start Extracted records

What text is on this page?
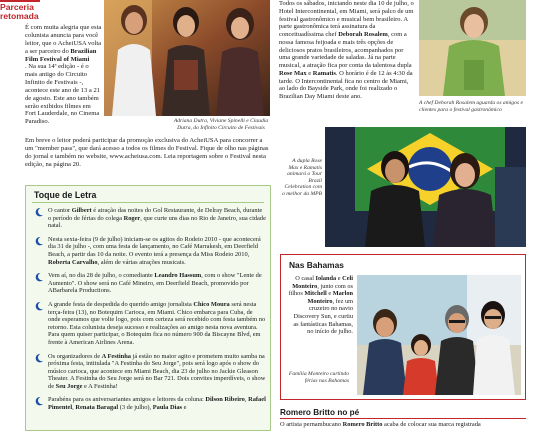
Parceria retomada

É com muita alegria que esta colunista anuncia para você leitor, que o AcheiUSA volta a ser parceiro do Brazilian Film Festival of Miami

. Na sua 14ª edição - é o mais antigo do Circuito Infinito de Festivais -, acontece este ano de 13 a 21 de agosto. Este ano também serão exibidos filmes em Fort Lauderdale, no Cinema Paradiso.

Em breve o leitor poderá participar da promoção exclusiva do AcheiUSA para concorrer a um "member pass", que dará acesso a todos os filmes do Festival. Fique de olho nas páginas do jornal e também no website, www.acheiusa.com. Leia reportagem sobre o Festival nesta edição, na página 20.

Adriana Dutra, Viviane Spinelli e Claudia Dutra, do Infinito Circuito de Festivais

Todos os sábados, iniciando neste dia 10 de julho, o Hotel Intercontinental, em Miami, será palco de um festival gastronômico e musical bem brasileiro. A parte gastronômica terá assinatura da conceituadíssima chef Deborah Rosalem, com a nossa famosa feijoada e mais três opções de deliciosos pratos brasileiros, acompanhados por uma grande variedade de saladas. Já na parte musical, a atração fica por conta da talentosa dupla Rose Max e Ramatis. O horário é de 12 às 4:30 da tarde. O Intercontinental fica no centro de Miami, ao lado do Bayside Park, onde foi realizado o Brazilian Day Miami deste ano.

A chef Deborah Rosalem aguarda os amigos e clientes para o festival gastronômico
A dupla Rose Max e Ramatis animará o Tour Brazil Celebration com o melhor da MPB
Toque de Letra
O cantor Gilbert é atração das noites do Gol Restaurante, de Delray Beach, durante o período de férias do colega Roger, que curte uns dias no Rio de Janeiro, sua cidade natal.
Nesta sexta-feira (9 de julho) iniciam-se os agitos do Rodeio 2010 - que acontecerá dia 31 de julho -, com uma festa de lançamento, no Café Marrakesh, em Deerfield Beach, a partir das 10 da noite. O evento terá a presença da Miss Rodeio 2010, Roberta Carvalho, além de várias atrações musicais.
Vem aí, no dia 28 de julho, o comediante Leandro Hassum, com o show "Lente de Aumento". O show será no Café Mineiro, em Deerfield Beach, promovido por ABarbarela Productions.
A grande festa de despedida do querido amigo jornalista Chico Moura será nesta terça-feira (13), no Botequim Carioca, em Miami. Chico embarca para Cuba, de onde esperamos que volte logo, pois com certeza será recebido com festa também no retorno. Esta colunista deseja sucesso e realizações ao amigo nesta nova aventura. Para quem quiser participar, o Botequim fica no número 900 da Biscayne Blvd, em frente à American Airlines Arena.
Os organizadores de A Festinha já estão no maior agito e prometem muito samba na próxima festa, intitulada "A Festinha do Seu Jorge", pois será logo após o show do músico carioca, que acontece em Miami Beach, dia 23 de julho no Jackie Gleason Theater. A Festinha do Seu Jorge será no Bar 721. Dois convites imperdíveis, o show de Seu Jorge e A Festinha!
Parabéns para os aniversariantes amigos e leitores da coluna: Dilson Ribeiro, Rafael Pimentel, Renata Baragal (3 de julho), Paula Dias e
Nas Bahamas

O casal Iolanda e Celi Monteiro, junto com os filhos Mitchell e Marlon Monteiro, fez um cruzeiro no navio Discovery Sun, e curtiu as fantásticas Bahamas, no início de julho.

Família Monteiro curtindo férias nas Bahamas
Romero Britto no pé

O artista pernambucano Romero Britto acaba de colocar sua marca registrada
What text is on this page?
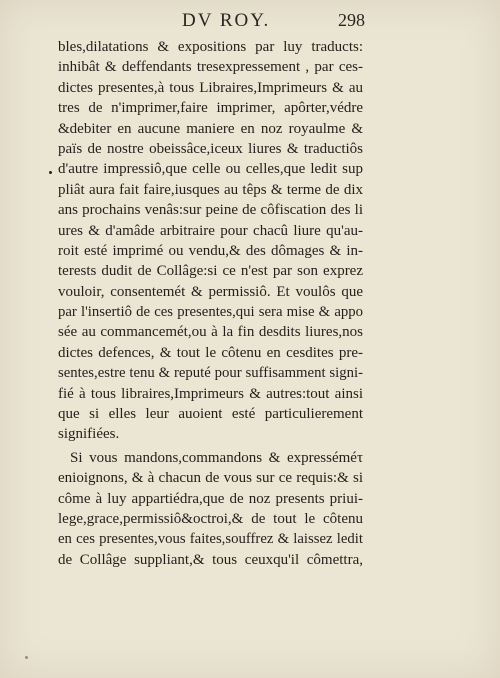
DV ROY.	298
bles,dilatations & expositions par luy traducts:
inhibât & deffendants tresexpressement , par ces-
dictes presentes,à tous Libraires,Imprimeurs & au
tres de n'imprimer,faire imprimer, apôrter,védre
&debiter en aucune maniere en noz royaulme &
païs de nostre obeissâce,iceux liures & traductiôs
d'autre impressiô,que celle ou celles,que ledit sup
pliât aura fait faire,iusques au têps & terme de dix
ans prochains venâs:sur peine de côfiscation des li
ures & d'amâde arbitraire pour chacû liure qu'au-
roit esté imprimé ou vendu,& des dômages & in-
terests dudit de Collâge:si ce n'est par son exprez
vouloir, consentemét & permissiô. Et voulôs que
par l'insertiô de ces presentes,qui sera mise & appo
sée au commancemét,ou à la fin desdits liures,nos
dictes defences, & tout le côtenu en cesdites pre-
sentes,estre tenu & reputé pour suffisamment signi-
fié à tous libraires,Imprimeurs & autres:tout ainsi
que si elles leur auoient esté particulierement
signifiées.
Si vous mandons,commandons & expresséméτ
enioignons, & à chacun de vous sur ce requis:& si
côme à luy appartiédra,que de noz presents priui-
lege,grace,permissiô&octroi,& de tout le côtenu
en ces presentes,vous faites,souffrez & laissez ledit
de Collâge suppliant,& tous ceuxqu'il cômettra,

end Extracted records

* Job *
Report the count of lines in the entries that contain the string "feira", and nothing besides it.

* Solution to this problem *
2